Exercise description
Print the complete set of entries exactly.
++++ Data listing ++++
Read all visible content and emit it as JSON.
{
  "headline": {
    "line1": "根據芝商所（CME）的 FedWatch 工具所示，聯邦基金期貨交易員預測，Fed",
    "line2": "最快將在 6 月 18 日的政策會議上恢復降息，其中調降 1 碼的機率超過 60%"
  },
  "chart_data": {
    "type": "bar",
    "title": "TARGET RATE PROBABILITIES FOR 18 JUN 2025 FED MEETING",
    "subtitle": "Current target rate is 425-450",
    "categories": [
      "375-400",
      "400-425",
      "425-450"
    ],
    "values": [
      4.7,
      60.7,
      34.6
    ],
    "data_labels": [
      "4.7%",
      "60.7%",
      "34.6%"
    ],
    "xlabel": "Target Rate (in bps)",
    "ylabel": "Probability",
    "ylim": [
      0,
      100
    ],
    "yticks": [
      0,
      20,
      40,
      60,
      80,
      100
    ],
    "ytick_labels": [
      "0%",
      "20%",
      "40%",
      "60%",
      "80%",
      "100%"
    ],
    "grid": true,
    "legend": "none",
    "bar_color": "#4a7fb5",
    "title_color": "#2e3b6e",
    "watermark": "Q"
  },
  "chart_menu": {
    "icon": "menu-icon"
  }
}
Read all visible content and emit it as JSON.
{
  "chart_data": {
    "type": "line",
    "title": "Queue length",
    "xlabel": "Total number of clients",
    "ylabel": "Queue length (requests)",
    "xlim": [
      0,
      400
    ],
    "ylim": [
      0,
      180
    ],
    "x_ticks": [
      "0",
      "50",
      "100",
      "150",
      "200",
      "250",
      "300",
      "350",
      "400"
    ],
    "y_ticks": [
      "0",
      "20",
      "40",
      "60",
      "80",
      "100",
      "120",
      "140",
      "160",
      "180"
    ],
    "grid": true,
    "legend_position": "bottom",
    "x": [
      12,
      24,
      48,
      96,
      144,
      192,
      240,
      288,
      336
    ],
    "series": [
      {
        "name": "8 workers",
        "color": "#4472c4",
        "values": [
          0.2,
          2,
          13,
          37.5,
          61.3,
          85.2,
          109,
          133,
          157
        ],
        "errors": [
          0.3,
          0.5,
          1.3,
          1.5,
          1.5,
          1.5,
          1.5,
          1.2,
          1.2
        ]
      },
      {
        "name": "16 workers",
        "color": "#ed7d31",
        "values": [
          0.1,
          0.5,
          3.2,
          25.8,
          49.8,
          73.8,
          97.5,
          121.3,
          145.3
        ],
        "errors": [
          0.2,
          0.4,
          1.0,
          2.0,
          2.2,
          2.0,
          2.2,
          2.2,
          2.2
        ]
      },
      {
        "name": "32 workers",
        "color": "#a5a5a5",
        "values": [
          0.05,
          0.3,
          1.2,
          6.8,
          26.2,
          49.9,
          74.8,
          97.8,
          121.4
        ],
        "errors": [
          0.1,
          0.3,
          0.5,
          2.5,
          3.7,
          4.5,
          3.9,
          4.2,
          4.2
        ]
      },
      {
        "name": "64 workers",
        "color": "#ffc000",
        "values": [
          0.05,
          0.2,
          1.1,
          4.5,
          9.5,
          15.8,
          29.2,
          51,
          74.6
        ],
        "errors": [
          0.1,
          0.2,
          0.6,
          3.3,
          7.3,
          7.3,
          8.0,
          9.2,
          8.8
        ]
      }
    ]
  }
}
++++
Answer below
Read all visible content and emit it as JSON.
{
  "headline": {
    "line1": "根據芝商所（CME）的 FedWatch 工具所示，聯邦基金期貨交易員預測，Fed",
    "line2": "最快將在 6 月 18 日的政策會議上恢復降息，其中調降 1 碼的機率超過 60%"
  },
  "chart_data": {
    "type": "bar",
    "title": "TARGET RATE PROBABILITIES FOR 18 JUN 2025 FED MEETING",
    "subtitle": "Current target rate is 425-450",
    "categories": [
      "375-400",
      "400-425",
      "425-450"
    ],
    "values": [
      4.7,
      60.7,
      34.6
    ],
    "data_labels": [
      "4.7%",
      "60.7%",
      "34.6%"
    ],
    "xlabel": "Target Rate (in bps)",
    "ylabel": "Probability",
    "ylim": [
      0,
      100
    ],
    "yticks": [
      0,
      20,
      40,
      60,
      80,
      100
    ],
    "ytick_labels": [
      "0%",
      "20%",
      "40%",
      "60%",
      "80%",
      "100%"
    ],
    "grid": true,
    "legend": "none",
    "bar_color": "#4a7fb5",
    "title_color": "#2e3b6e",
    "watermark": "Q"
  },
  "chart_menu": {
    "icon": "menu-icon"
  }
}
Read all visible content and emit it as JSON.
{
  "chart_data": {
    "type": "line",
    "title": "Queue length",
    "xlabel": "Total number of clients",
    "ylabel": "Queue length (requests)",
    "xlim": [
      0,
      400
    ],
    "ylim": [
      0,
      180
    ],
    "x_ticks": [
      "0",
      "50",
      "100",
      "150",
      "200",
      "250",
      "300",
      "350",
      "400"
    ],
    "y_ticks": [
      "0",
      "20",
      "40",
      "60",
      "80",
      "100",
      "120",
      "140",
      "160",
      "180"
    ],
    "grid": true,
    "legend_position": "bottom",
    "x": [
      12,
      24,
      48,
      96,
      144,
      192,
      240,
      288,
      336
    ],
    "series": [
      {
        "name": "8 workers",
        "color": "#4472c4",
        "values": [
          0.2,
          2,
          13,
          37.5,
          61.3,
          85.2,
          109,
          133,
          157
        ],
        "errors": [
          0.3,
          0.5,
          1.3,
          1.5,
          1.5,
          1.5,
          1.5,
          1.2,
          1.2
        ]
      },
      {
        "name": "16 workers",
        "color": "#ed7d31",
        "values": [
          0.1,
          0.5,
          3.2,
          25.8,
          49.8,
          73.8,
          97.5,
          121.3,
          145.3
        ],
        "errors": [
          0.2,
          0.4,
          1.0,
          2.0,
          2.2,
          2.0,
          2.2,
          2.2,
          2.2
        ]
      },
      {
        "name": "32 workers",
        "color": "#a5a5a5",
        "values": [
          0.05,
          0.3,
          1.2,
          6.8,
          26.2,
          49.9,
          74.8,
          97.8,
          121.4
        ],
        "errors": [
          0.1,
          0.3,
          0.5,
          2.5,
          3.7,
          4.5,
          3.9,
          4.2,
          4.2
        ]
      },
      {
        "name": "64 workers",
        "color": "#ffc000",
        "values": [
          0.05,
          0.2,
          1.1,
          4.5,
          9.5,
          15.8,
          29.2,
          51,
          74.6
        ],
        "errors": [
          0.1,
          0.2,
          0.6,
          3.3,
          7.3,
          7.3,
          8.0,
          9.2,
          8.8
        ]
      }
    ]
  }
}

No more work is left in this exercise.